| TASK |
Write out the listing beneath this instruction in its entirety, exactly as it reads.

(Data items)
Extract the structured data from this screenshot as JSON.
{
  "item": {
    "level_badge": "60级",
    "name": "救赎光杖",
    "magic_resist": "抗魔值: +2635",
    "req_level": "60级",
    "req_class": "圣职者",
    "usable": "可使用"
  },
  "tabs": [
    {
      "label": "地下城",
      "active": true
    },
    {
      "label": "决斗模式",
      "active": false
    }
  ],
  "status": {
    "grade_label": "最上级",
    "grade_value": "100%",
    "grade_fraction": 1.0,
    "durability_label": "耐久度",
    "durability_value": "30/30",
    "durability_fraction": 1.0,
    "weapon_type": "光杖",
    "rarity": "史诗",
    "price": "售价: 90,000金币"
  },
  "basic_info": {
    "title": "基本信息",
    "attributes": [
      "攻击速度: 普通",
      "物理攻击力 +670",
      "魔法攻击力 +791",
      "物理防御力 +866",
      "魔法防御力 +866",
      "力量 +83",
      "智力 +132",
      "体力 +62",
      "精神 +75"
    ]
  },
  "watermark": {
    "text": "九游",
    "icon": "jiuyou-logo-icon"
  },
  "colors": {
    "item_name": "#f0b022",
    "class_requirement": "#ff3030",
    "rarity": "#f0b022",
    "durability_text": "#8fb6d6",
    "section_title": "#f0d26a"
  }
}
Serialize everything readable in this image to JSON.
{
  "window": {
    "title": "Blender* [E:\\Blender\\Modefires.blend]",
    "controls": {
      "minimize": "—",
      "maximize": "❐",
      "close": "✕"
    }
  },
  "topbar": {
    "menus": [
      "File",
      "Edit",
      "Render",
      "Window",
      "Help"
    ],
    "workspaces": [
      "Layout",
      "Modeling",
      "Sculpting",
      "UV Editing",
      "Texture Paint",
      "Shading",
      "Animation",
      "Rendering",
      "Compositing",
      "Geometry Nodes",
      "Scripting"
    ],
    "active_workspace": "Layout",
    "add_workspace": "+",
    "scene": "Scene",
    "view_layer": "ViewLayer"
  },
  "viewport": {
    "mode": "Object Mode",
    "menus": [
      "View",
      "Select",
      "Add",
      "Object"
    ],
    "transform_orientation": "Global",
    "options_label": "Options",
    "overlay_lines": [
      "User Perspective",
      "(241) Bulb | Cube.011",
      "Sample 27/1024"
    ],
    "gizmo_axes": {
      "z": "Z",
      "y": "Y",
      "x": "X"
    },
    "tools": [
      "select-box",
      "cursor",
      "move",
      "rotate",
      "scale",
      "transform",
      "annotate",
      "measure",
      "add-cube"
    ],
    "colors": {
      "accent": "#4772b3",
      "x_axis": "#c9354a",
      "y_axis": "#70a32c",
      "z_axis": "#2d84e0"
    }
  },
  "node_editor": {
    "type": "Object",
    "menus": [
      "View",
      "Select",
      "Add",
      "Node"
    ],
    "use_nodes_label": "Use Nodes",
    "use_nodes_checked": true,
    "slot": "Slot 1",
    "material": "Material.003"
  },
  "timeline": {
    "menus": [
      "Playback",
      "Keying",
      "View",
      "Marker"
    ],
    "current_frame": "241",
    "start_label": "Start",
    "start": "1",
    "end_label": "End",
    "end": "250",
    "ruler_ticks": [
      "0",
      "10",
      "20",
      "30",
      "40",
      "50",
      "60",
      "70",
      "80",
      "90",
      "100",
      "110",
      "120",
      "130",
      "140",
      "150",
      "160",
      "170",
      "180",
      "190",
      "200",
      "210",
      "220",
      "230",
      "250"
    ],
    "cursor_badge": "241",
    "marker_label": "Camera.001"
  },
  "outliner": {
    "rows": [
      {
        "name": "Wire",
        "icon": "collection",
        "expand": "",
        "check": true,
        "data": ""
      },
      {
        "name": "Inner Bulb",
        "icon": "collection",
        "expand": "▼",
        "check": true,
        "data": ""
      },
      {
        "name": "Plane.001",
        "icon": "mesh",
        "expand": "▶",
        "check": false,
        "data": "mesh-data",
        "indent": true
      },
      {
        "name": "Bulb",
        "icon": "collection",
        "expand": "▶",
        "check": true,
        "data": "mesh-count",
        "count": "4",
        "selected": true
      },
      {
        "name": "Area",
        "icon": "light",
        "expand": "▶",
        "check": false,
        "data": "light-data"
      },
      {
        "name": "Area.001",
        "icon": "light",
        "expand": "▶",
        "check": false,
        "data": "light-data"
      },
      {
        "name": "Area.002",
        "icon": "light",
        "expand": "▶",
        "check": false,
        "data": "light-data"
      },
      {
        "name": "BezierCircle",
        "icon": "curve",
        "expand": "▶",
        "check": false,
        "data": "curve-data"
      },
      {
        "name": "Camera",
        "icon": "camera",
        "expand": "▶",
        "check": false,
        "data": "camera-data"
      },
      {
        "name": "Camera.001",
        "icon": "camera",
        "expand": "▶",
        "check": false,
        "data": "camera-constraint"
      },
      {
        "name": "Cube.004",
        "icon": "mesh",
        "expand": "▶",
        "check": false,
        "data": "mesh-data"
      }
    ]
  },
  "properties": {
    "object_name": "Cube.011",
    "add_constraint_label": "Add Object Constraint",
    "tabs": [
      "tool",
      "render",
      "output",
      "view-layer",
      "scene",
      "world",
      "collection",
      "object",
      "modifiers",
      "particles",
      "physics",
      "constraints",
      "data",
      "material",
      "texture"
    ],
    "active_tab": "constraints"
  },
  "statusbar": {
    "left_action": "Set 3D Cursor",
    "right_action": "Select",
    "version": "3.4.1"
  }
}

| EXERCISE RESULT |
Extract the structured data from this screenshot as JSON.
{
  "item": {
    "level_badge": "60级",
    "name": "救赎光杖",
    "magic_resist": "抗魔值: +2635",
    "req_level": "60级",
    "req_class": "圣职者",
    "usable": "可使用"
  },
  "tabs": [
    {
      "label": "地下城",
      "active": true
    },
    {
      "label": "决斗模式",
      "active": false
    }
  ],
  "status": {
    "grade_label": "最上级",
    "grade_value": "100%",
    "grade_fraction": 1.0,
    "durability_label": "耐久度",
    "durability_value": "30/30",
    "durability_fraction": 1.0,
    "weapon_type": "光杖",
    "rarity": "史诗",
    "price": "售价: 90,000金币"
  },
  "basic_info": {
    "title": "基本信息",
    "attributes": [
      "攻击速度: 普通",
      "物理攻击力 +670",
      "魔法攻击力 +791",
      "物理防御力 +866",
      "魔法防御力 +866",
      "力量 +83",
      "智力 +132",
      "体力 +62",
      "精神 +75"
    ]
  },
  "watermark": {
    "text": "九游",
    "icon": "jiuyou-logo-icon"
  },
  "colors": {
    "item_name": "#f0b022",
    "class_requirement": "#ff3030",
    "rarity": "#f0b022",
    "durability_text": "#8fb6d6",
    "section_title": "#f0d26a"
  }
}
Serialize everything readable in this image to JSON.
{
  "window": {
    "title": "Blender* [E:\\Blender\\Modefires.blend]",
    "controls": {
      "minimize": "—",
      "maximize": "❐",
      "close": "✕"
    }
  },
  "topbar": {
    "menus": [
      "File",
      "Edit",
      "Render",
      "Window",
      "Help"
    ],
    "workspaces": [
      "Layout",
      "Modeling",
      "Sculpting",
      "UV Editing",
      "Texture Paint",
      "Shading",
      "Animation",
      "Rendering",
      "Compositing",
      "Geometry Nodes",
      "Scripting"
    ],
    "active_workspace": "Layout",
    "add_workspace": "+",
    "scene": "Scene",
    "view_layer": "ViewLayer"
  },
  "viewport": {
    "mode": "Object Mode",
    "menus": [
      "View",
      "Select",
      "Add",
      "Object"
    ],
    "transform_orientation": "Global",
    "options_label": "Options",
    "overlay_lines": [
      "User Perspective",
      "(241) Bulb | Cube.011",
      "Sample 27/1024"
    ],
    "gizmo_axes": {
      "z": "Z",
      "y": "Y",
      "x": "X"
    },
    "tools": [
      "select-box",
      "cursor",
      "move",
      "rotate",
      "scale",
      "transform",
      "annotate",
      "measure",
      "add-cube"
    ],
    "colors": {
      "accent": "#4772b3",
      "x_axis": "#c9354a",
      "y_axis": "#70a32c",
      "z_axis": "#2d84e0"
    }
  },
  "node_editor": {
    "type": "Object",
    "menus": [
      "View",
      "Select",
      "Add",
      "Node"
    ],
    "use_nodes_label": "Use Nodes",
    "use_nodes_checked": true,
    "slot": "Slot 1",
    "material": "Material.003"
  },
  "timeline": {
    "menus": [
      "Playback",
      "Keying",
      "View",
      "Marker"
    ],
    "current_frame": "241",
    "start_label": "Start",
    "start": "1",
    "end_label": "End",
    "end": "250",
    "ruler_ticks": [
      "0",
      "10",
      "20",
      "30",
      "40",
      "50",
      "60",
      "70",
      "80",
      "90",
      "100",
      "110",
      "120",
      "130",
      "140",
      "150",
      "160",
      "170",
      "180",
      "190",
      "200",
      "210",
      "220",
      "230",
      "250"
    ],
    "cursor_badge": "241",
    "marker_label": "Camera.001"
  },
  "outliner": {
    "rows": [
      {
        "name": "Wire",
        "icon": "collection",
        "expand": "",
        "check": true,
        "data": ""
      },
      {
        "name": "Inner Bulb",
        "icon": "collection",
        "expand": "▼",
        "check": true,
        "data": ""
      },
      {
        "name": "Plane.001",
        "icon": "mesh",
        "expand": "▶",
        "check": false,
        "data": "mesh-data",
        "indent": true
      },
      {
        "name": "Bulb",
        "icon": "collection",
        "expand": "▶",
        "check": true,
        "data": "mesh-count",
        "count": "4",
        "selected": true
      },
      {
        "name": "Area",
        "icon": "light",
        "expand": "▶",
        "check": false,
        "data": "light-data"
      },
      {
        "name": "Area.001",
        "icon": "light",
        "expand": "▶",
        "check": false,
        "data": "light-data"
      },
      {
        "name": "Area.002",
        "icon": "light",
        "expand": "▶",
        "check": false,
        "data": "light-data"
      },
      {
        "name": "BezierCircle",
        "icon": "curve",
        "expand": "▶",
        "check": false,
        "data": "curve-data"
      },
      {
        "name": "Camera",
        "icon": "camera",
        "expand": "▶",
        "check": false,
        "data": "camera-data"
      },
      {
        "name": "Camera.001",
        "icon": "camera",
        "expand": "▶",
        "check": false,
        "data": "camera-constraint"
      },
      {
        "name": "Cube.004",
        "icon": "mesh",
        "expand": "▶",
        "check": false,
        "data": "mesh-data"
      }
    ]
  },
  "properties": {
    "object_name": "Cube.011",
    "add_constraint_label": "Add Object Constraint",
    "tabs": [
      "tool",
      "render",
      "output",
      "view-layer",
      "scene",
      "world",
      "collection",
      "object",
      "modifiers",
      "particles",
      "physics",
      "constraints",
      "data",
      "material",
      "texture"
    ],
    "active_tab": "constraints"
  },
  "statusbar": {
    "left_action": "Set 3D Cursor",
    "right_action": "Select",
    "version": "3.4.1"
  }
}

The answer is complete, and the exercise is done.